[Supplied records]
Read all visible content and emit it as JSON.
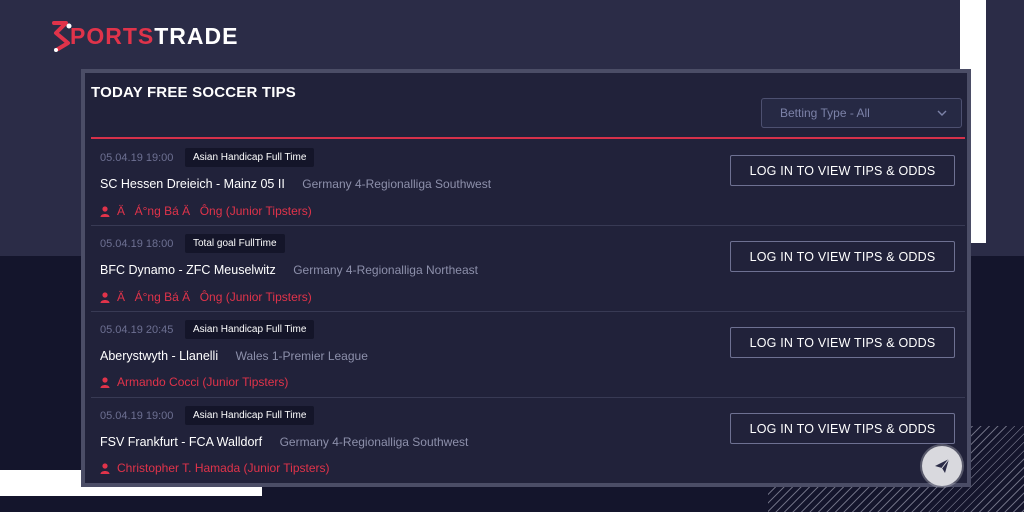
{
  "brand": {
    "prefix": "S",
    "name_accent": "PORTS",
    "name_rest": "TRADE",
    "accent_color": "#e0334a"
  },
  "panel": {
    "title": "TODAY FREE SOCCER TIPS",
    "betting_type_select": {
      "value": "Betting Type - All"
    }
  },
  "tips": [
    {
      "datetime": "05.04.19 19:00",
      "bet_type": "Asian Handicap Full Time",
      "match": "SC Hessen Dreieich - Mainz 05 II",
      "league": "Germany 4-Regionalliga Southwest",
      "tipster": "ÄÁ°ng Bá ÄÔng (Junior Tipsters)",
      "button_label": "LOG IN TO VIEW TIPS & ODDS"
    },
    {
      "datetime": "05.04.19 18:00",
      "bet_type": "Total goal FullTime",
      "match": "BFC Dynamo - ZFC Meuselwitz",
      "league": "Germany 4-Regionalliga Northeast",
      "tipster": "ÄÁ°ng Bá ÄÔng (Junior Tipsters)",
      "button_label": "LOG IN TO VIEW TIPS & ODDS"
    },
    {
      "datetime": "05.04.19 20:45",
      "bet_type": "Asian Handicap Full Time",
      "match": "Aberystwyth - Llanelli",
      "league": "Wales 1-Premier League",
      "tipster": "Armando Cocci (Junior Tipsters)",
      "button_label": "LOG IN TO VIEW TIPS & ODDS"
    },
    {
      "datetime": "05.04.19 19:00",
      "bet_type": "Asian Handicap Full Time",
      "match": "FSV Frankfurt - FCA Walldorf",
      "league": "Germany 4-Regionalliga Southwest",
      "tipster": "Christopher T. Hamada (Junior Tipsters)",
      "button_label": "LOG IN TO VIEW TIPS & ODDS"
    }
  ],
  "icons": {
    "select": "chevron-down-icon",
    "tipster": "user-icon",
    "fab": "paper-plane-icon"
  }
}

[Exercise goal] State the count of lines above containing the string "Tipsters", and add nothing to it.

[Task answer] 4